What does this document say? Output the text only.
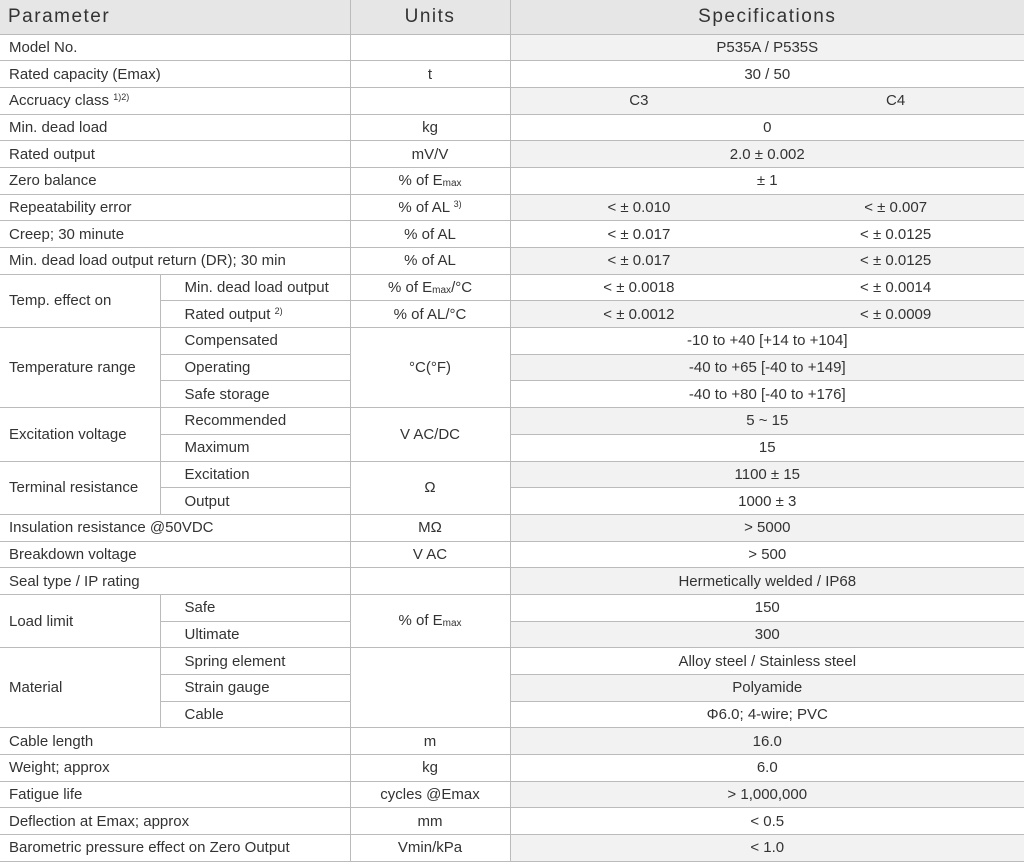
Parameter		Units	Specifications
Model No.			P535A / P535S
Rated capacity (Emax)		t	30 / 50
Accruacy class $^{1)2)}$			C3 C4
Min. dead load		kg	0
Rated output		mV/V	2.0 ± 0.002
Zero balance		% of Emax	± 1
Repeatability error		% of AL $^{3)}$	< ± 0.010 < ± 0.007
Creep; 30 minute		% of AL	< ± 0.017 < ± 0.0125
Min. dead load output return (DR); 30 min		% of AL	< ± 0.017 < ± 0.0125
Temp. effect on	Min. dead load output	% of Emax/°C	< ± 0.0018 < ± 0.0014
	Rated output $^{2)}$	% of AL/°C	< ± 0.0012 < ± 0.0009
Temperature range	Compensated	°C(°F)	-10 to +40 [+14 to +104]
	Operating		-40 to +65 [-40 to +149]
	Safe storage		-40 to +80 [-40 to +176]
Excitation voltage	Recommended	V AC/DC	5 ~ 15
	Maximum		15
Terminal resistance	Excitation	Ω	1100 ± 15
	Output		1000 ± 3
Insulation resistance @50VDC		MΩ	> 5000
Breakdown voltage		V AC	> 500
Seal type / IP rating			Hermetically welded / IP68
Load limit	Safe	% of Emax	150
	Ultimate		300
Material	Spring element		Alloy steel / Stainless steel
	Strain gauge		Polyamide
	Cable		Φ6.0; 4-wire; PVC
Cable length		m	16.0
Weight; approx		kg	6.0
Fatigue life		cycles @Emax	> 1,000,000
Deflection at Emax; approx		mm	< 0.5
Barometric pressure effect on Zero Output		Vmin/kPa	< 1.0
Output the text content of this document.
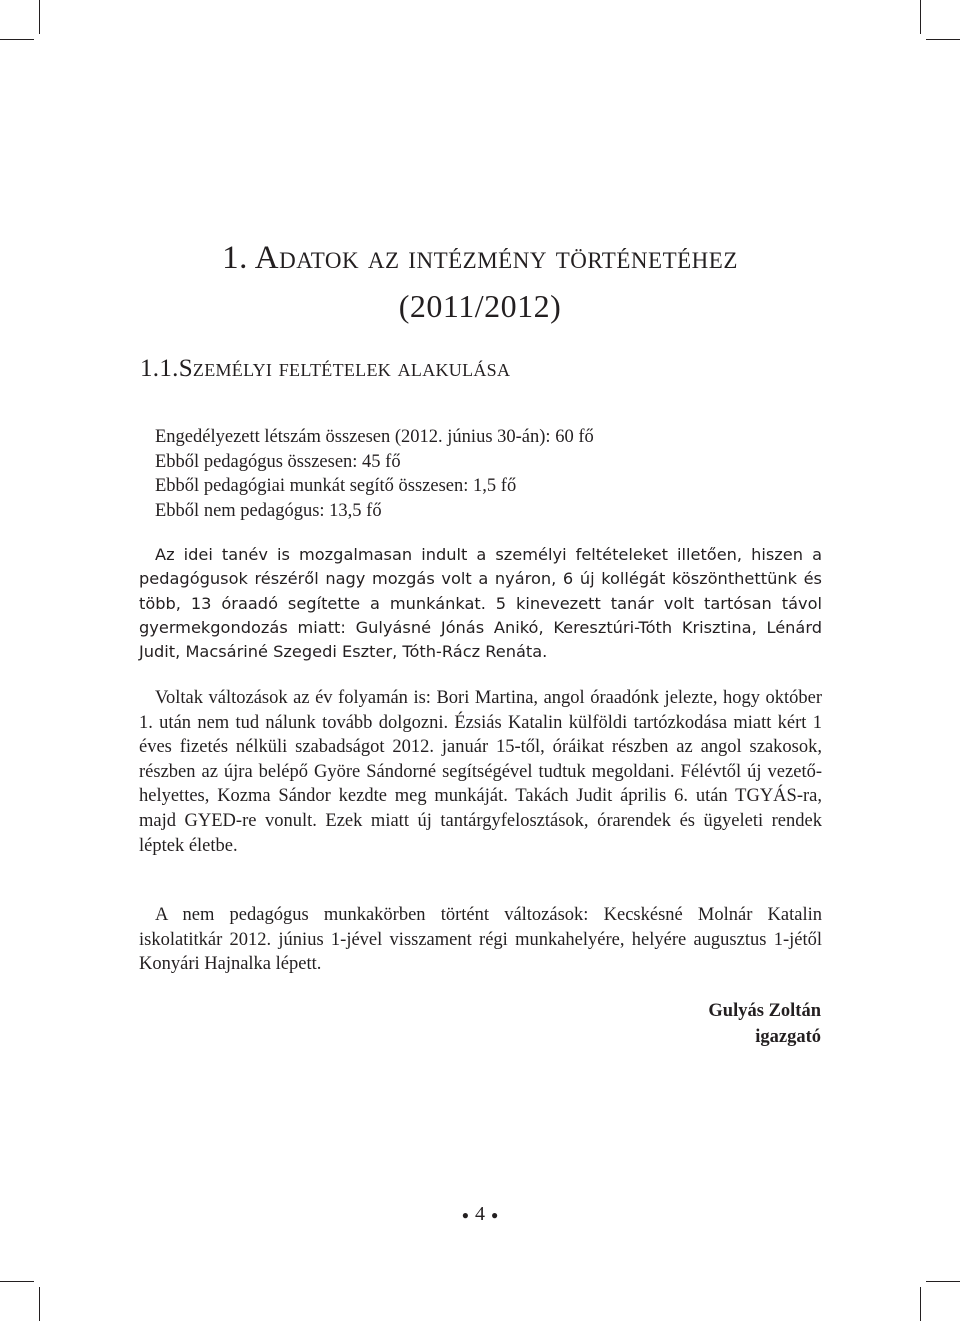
1. Adatok az intézmény történetéhez
(2011/2012)
1.1.Személyi feltételek alakulása
Engedélyezett létszám összesen (2012. június 30-án): 60 fő
Ebből pedagógus összesen: 45 fő
Ebből pedagógiai munkát segítő összesen: 1,5 fő
Ebből nem pedagógus: 13,5 fő

Az idei tanév is mozgalmasan indult a személyi feltételeket illetően, hiszen a pedagógusok részéről nagy mozgás volt a nyáron, 6 új kollégát köszönthettünk és több, 13 óraadó segítette a munkánkat. 5 kinevezett tanár volt tartósan távol gyermekgondozás miatt: Gulyásné Jónás Anikó, Keresztúri-Tóth Krisztina, Lénárd Judit, Macsáriné Szegedi Eszter, Tóth-Rácz Renáta.

Voltak változások az év folyamán is: Bori Martina, angol óraadónk jelezte, hogy október 1. után nem tud nálunk tovább dolgozni. Ézsiás Katalin külföldi tartózkodása miatt kért 1 éves fizetés nélküli szabadságot 2012. január 15-től, óráikat részben az angol szakosok, részben az újra belépő Györe Sándorné segítségével tudtuk megoldani. Félévtől új vezető-helyettes, Kozma Sándor kezdte meg munkáját. Takách Judit április 6. után TGYÁS-ra, majd GYED-re vonult. Ezek miatt új tantárgyfelosztások, órarendek és ügyeleti rendek léptek életbe.

A nem pedagógus munkakörben történt változások: Kecskésné Molnár Katalin iskolatitkár 2012. június 1-jével visszament régi munkahelyére, helyére augusztus 1-jétől Konyári Hajnalka lépett.

Gulyás Zoltán
igazgató
● 4 ●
________________________
Quote, word for word and nothing more, every line from the line with "Output the text content of this document." to the end of the entries, including both ends; skip any pictures.

#### [Solution]
Output the text content of this document.
1. Adatok az intézmény történetéhez
(2011/2012)
1.1.Személyi feltételek alakulása
Engedélyezett létszám összesen (2012. június 30-án): 60 fő
Ebből pedagógus összesen: 45 fő
Ebből pedagógiai munkát segítő összesen: 1,5 fő
Ebből nem pedagógus: 13,5 fő

Az idei tanév is mozgalmasan indult a személyi feltételeket illetően, hiszen a pedagógusok részéről nagy mozgás volt a nyáron, 6 új kollégát köszönthettünk és több, 13 óraadó segítette a munkánkat. 5 kinevezett tanár volt tartósan távol gyermekgondozás miatt: Gulyásné Jónás Anikó, Keresztúri-Tóth Krisztina, Lénárd Judit, Macsáriné Szegedi Eszter, Tóth-Rácz Renáta.

Voltak változások az év folyamán is: Bori Martina, angol óraadónk jelezte, hogy október 1. után nem tud nálunk tovább dolgozni. Ézsiás Katalin külföldi tartózkodása miatt kért 1 éves fizetés nélküli szabadságot 2012. január 15-től, óráikat részben az angol szakosok, részben az újra belépő Györe Sándorné segítségével tudtuk megoldani. Félévtől új vezető-helyettes, Kozma Sándor kezdte meg munkáját. Takách Judit április 6. után TGYÁS-ra, majd GYED-re vonult. Ezek miatt új tantárgyfelosztások, órarendek és ügyeleti rendek léptek életbe.

A nem pedagógus munkakörben történt változások: Kecskésné Molnár Katalin iskolatitkár 2012. június 1-jével visszament régi munkahelyére, helyére augusztus 1-jétől Konyári Hajnalka lépett.

Gulyás Zoltán
igazgató
● 4 ●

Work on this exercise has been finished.